-- start Data shown --
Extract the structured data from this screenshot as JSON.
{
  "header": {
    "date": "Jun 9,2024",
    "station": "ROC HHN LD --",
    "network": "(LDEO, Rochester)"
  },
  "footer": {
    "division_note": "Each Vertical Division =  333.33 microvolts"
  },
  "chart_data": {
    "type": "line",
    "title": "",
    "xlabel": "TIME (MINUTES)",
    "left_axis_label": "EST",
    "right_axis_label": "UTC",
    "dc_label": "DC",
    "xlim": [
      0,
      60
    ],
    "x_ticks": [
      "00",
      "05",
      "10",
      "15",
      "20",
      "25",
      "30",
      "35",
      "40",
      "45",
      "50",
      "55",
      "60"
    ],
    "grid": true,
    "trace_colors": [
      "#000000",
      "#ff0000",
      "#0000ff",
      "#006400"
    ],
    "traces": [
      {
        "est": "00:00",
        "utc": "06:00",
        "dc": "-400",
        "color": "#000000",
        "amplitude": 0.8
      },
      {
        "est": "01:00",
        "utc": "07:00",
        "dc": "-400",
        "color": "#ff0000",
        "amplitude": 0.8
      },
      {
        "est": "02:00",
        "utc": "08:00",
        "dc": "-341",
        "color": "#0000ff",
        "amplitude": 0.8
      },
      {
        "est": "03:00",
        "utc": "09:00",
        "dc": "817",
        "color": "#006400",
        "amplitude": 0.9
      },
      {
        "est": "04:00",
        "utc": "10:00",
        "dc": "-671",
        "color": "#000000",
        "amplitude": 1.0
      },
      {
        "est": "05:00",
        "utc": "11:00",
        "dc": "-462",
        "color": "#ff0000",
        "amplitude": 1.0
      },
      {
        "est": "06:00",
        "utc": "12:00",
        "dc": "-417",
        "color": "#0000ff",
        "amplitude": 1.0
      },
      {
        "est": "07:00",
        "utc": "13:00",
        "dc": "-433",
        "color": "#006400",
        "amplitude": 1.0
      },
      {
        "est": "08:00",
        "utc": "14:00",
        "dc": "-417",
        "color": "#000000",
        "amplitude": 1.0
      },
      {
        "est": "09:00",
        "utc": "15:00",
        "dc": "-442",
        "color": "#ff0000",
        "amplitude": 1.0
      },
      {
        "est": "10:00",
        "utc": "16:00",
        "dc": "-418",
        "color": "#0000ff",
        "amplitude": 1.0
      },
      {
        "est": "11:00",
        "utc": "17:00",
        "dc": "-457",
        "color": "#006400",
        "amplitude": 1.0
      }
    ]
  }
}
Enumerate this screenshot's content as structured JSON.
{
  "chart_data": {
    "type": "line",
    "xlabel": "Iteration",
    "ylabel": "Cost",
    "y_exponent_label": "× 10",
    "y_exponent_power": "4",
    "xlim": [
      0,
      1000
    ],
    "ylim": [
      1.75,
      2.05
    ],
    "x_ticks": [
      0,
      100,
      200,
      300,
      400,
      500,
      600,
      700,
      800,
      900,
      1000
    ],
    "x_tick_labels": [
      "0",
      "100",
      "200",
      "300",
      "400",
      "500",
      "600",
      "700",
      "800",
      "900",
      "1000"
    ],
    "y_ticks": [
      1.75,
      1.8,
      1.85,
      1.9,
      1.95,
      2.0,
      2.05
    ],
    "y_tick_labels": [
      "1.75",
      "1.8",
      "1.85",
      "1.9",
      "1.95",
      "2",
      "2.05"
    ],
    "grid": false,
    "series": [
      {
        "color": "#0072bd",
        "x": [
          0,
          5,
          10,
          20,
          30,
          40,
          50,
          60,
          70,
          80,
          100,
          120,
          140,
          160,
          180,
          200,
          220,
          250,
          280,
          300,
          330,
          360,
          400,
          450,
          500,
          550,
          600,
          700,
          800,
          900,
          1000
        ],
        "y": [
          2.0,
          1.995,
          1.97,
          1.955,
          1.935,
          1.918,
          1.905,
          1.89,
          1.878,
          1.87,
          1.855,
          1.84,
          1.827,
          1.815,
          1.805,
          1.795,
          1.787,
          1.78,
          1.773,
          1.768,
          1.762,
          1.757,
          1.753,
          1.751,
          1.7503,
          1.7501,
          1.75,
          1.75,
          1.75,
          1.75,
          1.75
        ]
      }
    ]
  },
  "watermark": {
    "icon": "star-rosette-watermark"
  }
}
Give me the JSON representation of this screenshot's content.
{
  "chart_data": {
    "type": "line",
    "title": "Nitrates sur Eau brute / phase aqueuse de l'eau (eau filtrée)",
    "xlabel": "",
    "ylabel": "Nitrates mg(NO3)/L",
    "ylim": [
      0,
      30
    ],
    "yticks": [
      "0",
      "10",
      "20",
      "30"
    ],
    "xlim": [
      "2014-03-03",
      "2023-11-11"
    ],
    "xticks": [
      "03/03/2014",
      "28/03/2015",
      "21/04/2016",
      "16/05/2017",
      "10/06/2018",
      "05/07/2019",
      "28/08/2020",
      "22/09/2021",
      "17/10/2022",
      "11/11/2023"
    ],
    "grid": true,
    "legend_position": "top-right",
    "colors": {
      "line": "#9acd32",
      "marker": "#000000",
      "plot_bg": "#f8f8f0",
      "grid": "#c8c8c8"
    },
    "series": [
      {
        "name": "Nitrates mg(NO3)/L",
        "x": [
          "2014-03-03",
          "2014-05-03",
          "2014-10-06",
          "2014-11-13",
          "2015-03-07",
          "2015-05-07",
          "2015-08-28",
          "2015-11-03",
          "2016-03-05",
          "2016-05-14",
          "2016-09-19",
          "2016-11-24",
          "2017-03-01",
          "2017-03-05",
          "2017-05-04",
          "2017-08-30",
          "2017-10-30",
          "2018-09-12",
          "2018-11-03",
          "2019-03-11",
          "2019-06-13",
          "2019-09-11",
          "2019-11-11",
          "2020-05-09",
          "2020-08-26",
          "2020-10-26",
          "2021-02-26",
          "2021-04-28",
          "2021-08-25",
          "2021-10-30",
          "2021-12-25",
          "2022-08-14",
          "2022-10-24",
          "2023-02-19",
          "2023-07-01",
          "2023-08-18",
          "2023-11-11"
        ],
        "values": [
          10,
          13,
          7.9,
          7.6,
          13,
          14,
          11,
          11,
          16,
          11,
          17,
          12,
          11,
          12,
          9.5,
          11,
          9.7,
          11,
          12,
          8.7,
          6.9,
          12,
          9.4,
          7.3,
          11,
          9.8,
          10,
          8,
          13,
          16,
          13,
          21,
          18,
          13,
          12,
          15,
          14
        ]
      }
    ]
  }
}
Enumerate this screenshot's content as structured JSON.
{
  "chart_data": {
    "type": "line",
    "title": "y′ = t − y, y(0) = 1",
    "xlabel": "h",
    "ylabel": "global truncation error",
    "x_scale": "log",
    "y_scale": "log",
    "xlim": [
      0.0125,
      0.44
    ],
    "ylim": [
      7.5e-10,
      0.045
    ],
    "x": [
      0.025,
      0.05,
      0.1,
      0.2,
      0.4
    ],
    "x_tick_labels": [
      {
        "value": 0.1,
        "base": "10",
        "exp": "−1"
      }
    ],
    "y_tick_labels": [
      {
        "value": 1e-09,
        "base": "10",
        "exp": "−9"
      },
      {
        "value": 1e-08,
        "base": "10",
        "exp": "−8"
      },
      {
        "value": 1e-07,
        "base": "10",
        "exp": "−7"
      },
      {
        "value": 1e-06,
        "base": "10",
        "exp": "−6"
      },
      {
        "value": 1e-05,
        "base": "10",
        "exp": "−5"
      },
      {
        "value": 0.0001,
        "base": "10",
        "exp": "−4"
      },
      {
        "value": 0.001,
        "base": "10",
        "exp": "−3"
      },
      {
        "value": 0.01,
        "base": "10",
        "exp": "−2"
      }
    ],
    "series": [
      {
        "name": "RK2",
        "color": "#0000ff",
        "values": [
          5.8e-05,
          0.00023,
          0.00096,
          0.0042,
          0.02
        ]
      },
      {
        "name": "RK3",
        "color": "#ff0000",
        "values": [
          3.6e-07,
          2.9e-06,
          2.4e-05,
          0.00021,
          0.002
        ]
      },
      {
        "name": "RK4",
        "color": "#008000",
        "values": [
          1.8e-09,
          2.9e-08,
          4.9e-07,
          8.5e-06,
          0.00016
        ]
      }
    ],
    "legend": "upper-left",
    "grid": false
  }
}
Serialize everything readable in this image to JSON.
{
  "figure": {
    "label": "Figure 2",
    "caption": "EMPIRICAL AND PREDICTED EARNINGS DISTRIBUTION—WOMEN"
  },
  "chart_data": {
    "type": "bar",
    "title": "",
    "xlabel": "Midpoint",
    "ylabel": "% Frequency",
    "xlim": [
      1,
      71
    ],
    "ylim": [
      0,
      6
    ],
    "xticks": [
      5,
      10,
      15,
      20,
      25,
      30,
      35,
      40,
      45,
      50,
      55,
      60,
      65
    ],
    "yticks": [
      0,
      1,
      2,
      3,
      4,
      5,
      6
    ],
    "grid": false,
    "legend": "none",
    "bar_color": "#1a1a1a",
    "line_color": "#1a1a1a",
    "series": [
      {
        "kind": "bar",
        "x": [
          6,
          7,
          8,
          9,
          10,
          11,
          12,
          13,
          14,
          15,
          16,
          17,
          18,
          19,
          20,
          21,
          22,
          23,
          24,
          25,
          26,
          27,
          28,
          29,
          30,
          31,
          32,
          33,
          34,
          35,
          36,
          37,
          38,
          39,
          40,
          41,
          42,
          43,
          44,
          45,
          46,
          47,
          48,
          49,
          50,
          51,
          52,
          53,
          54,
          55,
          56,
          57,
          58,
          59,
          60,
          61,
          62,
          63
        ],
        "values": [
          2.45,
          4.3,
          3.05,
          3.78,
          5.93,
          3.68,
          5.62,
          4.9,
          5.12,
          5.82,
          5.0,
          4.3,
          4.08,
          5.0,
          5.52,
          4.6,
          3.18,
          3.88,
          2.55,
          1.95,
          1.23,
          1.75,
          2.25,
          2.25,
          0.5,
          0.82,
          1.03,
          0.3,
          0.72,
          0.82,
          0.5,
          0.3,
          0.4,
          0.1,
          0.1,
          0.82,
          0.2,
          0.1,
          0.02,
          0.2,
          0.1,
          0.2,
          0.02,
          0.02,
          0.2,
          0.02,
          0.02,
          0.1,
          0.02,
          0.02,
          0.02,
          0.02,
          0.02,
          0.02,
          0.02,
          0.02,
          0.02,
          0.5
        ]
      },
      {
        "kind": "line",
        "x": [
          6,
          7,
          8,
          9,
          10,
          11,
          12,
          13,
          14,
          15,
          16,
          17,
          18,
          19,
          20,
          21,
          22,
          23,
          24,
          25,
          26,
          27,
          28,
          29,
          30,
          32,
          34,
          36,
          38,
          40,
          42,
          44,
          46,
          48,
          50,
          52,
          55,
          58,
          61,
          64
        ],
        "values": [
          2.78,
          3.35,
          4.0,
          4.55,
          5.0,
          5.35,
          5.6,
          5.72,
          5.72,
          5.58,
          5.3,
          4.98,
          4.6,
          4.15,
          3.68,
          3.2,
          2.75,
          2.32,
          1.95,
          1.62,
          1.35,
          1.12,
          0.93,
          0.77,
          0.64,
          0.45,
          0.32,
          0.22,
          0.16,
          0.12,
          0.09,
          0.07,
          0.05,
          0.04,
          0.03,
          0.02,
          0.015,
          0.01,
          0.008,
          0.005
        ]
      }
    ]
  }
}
-- end Data shown --
Review the material and copy each line in which the word "title" appears.

    "title": "",
    "title": "Nitrates sur Eau brute / phase aqueuse de l'eau (eau filtrée)",
    "title": "y′ = t − y, y(0) = 1",
    "title": "",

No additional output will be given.